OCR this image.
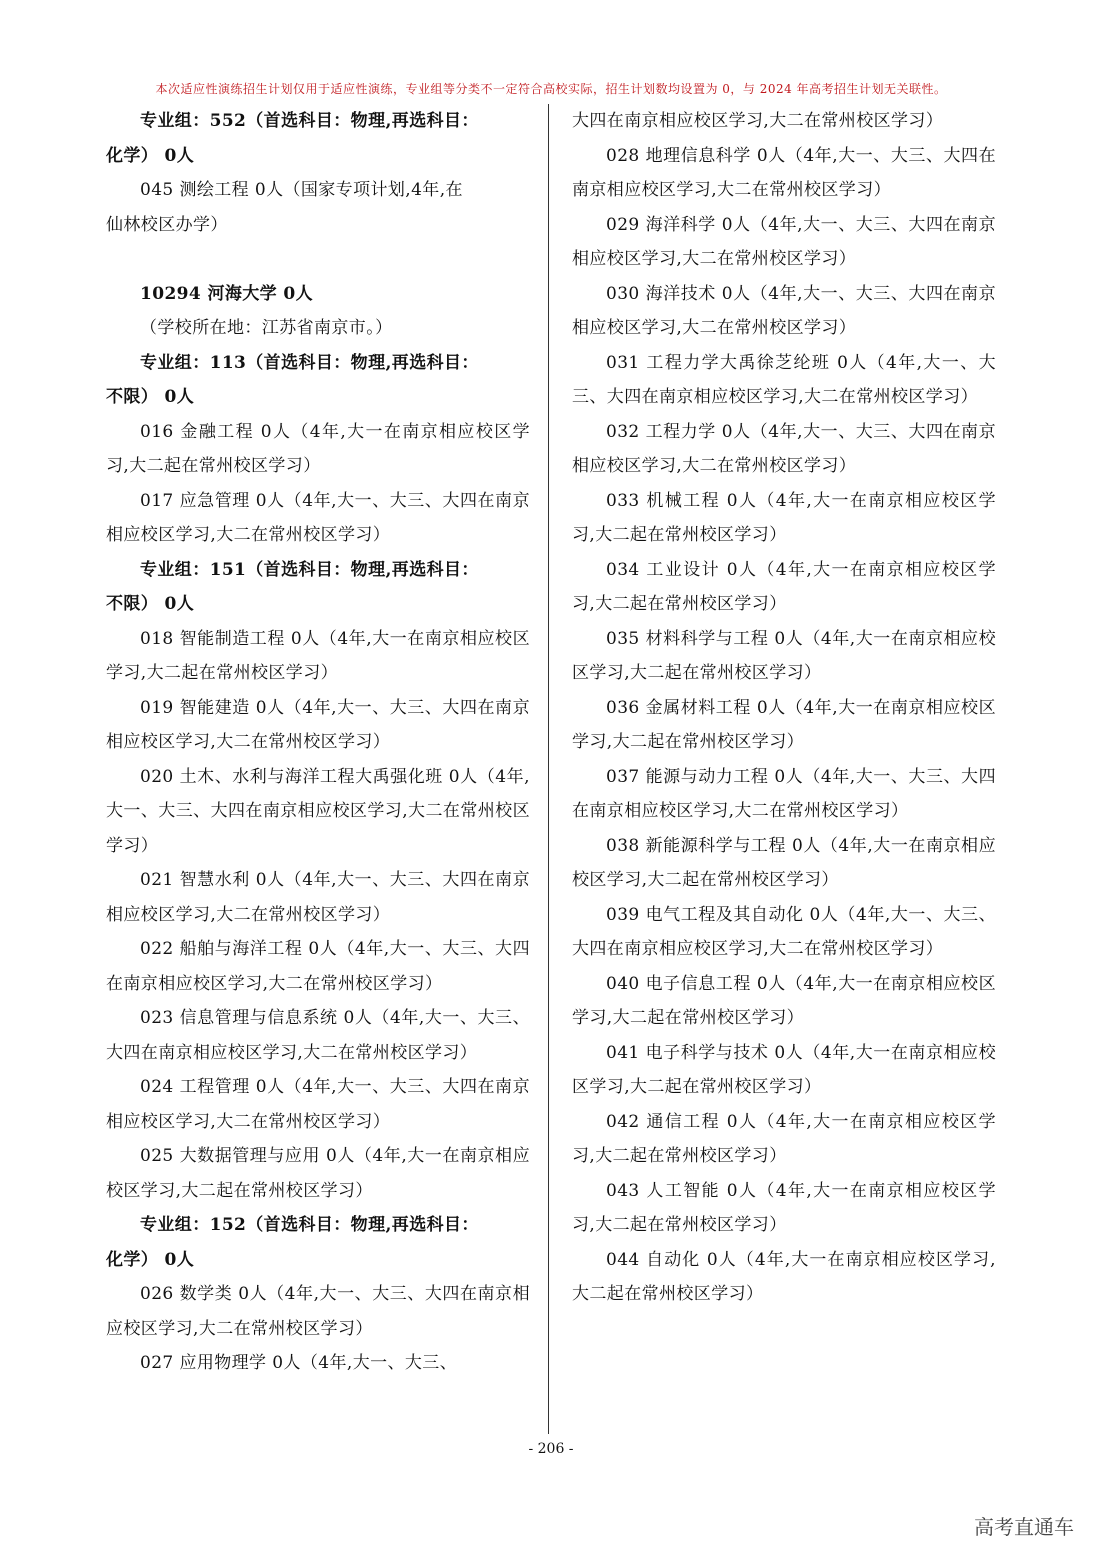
本次适应性演练招生计划仅用于适应性演练，专业组等分类不一定符合高校实际，招生计划数均设置为 0，与 2024 年高考招生计划无关联性。

专业组：552（首选科目：物理,再选科目：

化学） 0人

045 测绘工程 0人（国家专项计划,4年,在

仙林校区办学）

10294 河海大学 0人

（学校所在地：江苏省南京市。）

专业组：113（首选科目：物理,再选科目：

不限） 0人

016 金融工程 0人（4年,大一在南京相应校区学习,大二起在常州校区学习）

017 应急管理 0人（4年,大一、大三、大四在南京相应校区学习,大二在常州校区学习）

专业组：151（首选科目：物理,再选科目：

不限） 0人

018 智能制造工程 0人（4年,大一在南京相应校区学习,大二起在常州校区学习）

019 智能建造 0人（4年,大一、大三、大四在南京相应校区学习,大二在常州校区学习）

020 土木、水利与海洋工程大禹强化班 0人（4年,大一、大三、大四在南京相应校区学习,大二在常州校区学习）

021 智慧水利 0人（4年,大一、大三、大四在南京相应校区学习,大二在常州校区学习）

022 船舶与海洋工程 0人（4年,大一、大三、大四在南京相应校区学习,大二在常州校区学习）

023 信息管理与信息系统 0人（4年,大一、大三、大四在南京相应校区学习,大二在常州校区学习）

024 工程管理 0人（4年,大一、大三、大四在南京相应校区学习,大二在常州校区学习）

025 大数据管理与应用 0人（4年,大一在南京相应校区学习,大二起在常州校区学习）

专业组：152（首选科目：物理,再选科目：

化学） 0人

026 数学类 0人（4年,大一、大三、大四在南京相应校区学习,大二在常州校区学习）

027 应用物理学 0人（4年,大一、大三、

大四在南京相应校区学习,大二在常州校区学习）

028 地理信息科学 0人（4年,大一、大三、大四在南京相应校区学习,大二在常州校区学习）

029 海洋科学 0人（4年,大一、大三、大四在南京相应校区学习,大二在常州校区学习）

030 海洋技术 0人（4年,大一、大三、大四在南京相应校区学习,大二在常州校区学习）

031 工程力学大禹徐芝纶班 0人（4年,大一、大三、大四在南京相应校区学习,大二在常州校区学习）

032 工程力学 0人（4年,大一、大三、大四在南京相应校区学习,大二在常州校区学习）

033 机械工程 0人（4年,大一在南京相应校区学习,大二起在常州校区学习）

034 工业设计 0人（4年,大一在南京相应校区学习,大二起在常州校区学习）

035 材料科学与工程 0人（4年,大一在南京相应校区学习,大二起在常州校区学习）

036 金属材料工程 0人（4年,大一在南京相应校区学习,大二起在常州校区学习）

037 能源与动力工程 0人（4年,大一、大三、大四在南京相应校区学习,大二在常州校区学习）

038 新能源科学与工程 0人（4年,大一在南京相应校区学习,大二起在常州校区学习）

039 电气工程及其自动化 0人（4年,大一、大三、大四在南京相应校区学习,大二在常州校区学习）

040 电子信息工程 0人（4年,大一在南京相应校区学习,大二起在常州校区学习）

041 电子科学与技术 0人（4年,大一在南京相应校区学习,大二起在常州校区学习）

042 通信工程 0人（4年,大一在南京相应校区学习,大二起在常州校区学习）

043 人工智能 0人（4年,大一在南京相应校区学习,大二起在常州校区学习）

044 自动化 0人（4年,大一在南京相应校区学习,大二起在常州校区学习）

- 206 -
高考直通车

* [PROBLEM]
Do not copy the pictures, but repeat every line exactly.

* [COMPLETE RESPONSE]
OCR this image.
本次适应性演练招生计划仅用于适应性演练，专业组等分类不一定符合高校实际，招生计划数均设置为 0，与 2024 年高考招生计划无关联性。

专业组：552（首选科目：物理,再选科目：

化学） 0人

045 测绘工程 0人（国家专项计划,4年,在

仙林校区办学）

10294 河海大学 0人

（学校所在地：江苏省南京市。）

专业组：113（首选科目：物理,再选科目：

不限） 0人

016 金融工程 0人（4年,大一在南京相应校区学习,大二起在常州校区学习）

017 应急管理 0人（4年,大一、大三、大四在南京相应校区学习,大二在常州校区学习）

专业组：151（首选科目：物理,再选科目：

不限） 0人

018 智能制造工程 0人（4年,大一在南京相应校区学习,大二起在常州校区学习）

019 智能建造 0人（4年,大一、大三、大四在南京相应校区学习,大二在常州校区学习）

020 土木、水利与海洋工程大禹强化班 0人（4年,大一、大三、大四在南京相应校区学习,大二在常州校区学习）

021 智慧水利 0人（4年,大一、大三、大四在南京相应校区学习,大二在常州校区学习）

022 船舶与海洋工程 0人（4年,大一、大三、大四在南京相应校区学习,大二在常州校区学习）

023 信息管理与信息系统 0人（4年,大一、大三、大四在南京相应校区学习,大二在常州校区学习）

024 工程管理 0人（4年,大一、大三、大四在南京相应校区学习,大二在常州校区学习）

025 大数据管理与应用 0人（4年,大一在南京相应校区学习,大二起在常州校区学习）

专业组：152（首选科目：物理,再选科目：

化学） 0人

026 数学类 0人（4年,大一、大三、大四在南京相应校区学习,大二在常州校区学习）

027 应用物理学 0人（4年,大一、大三、

大四在南京相应校区学习,大二在常州校区学习）

028 地理信息科学 0人（4年,大一、大三、大四在南京相应校区学习,大二在常州校区学习）

029 海洋科学 0人（4年,大一、大三、大四在南京相应校区学习,大二在常州校区学习）

030 海洋技术 0人（4年,大一、大三、大四在南京相应校区学习,大二在常州校区学习）

031 工程力学大禹徐芝纶班 0人（4年,大一、大三、大四在南京相应校区学习,大二在常州校区学习）

032 工程力学 0人（4年,大一、大三、大四在南京相应校区学习,大二在常州校区学习）

033 机械工程 0人（4年,大一在南京相应校区学习,大二起在常州校区学习）

034 工业设计 0人（4年,大一在南京相应校区学习,大二起在常州校区学习）

035 材料科学与工程 0人（4年,大一在南京相应校区学习,大二起在常州校区学习）

036 金属材料工程 0人（4年,大一在南京相应校区学习,大二起在常州校区学习）

037 能源与动力工程 0人（4年,大一、大三、大四在南京相应校区学习,大二在常州校区学习）

038 新能源科学与工程 0人（4年,大一在南京相应校区学习,大二起在常州校区学习）

039 电气工程及其自动化 0人（4年,大一、大三、大四在南京相应校区学习,大二在常州校区学习）

040 电子信息工程 0人（4年,大一在南京相应校区学习,大二起在常州校区学习）

041 电子科学与技术 0人（4年,大一在南京相应校区学习,大二起在常州校区学习）

042 通信工程 0人（4年,大一在南京相应校区学习,大二起在常州校区学习）

043 人工智能 0人（4年,大一在南京相应校区学习,大二起在常州校区学习）

044 自动化 0人（4年,大一在南京相应校区学习,大二起在常州校区学习）

- 206 -
高考直通车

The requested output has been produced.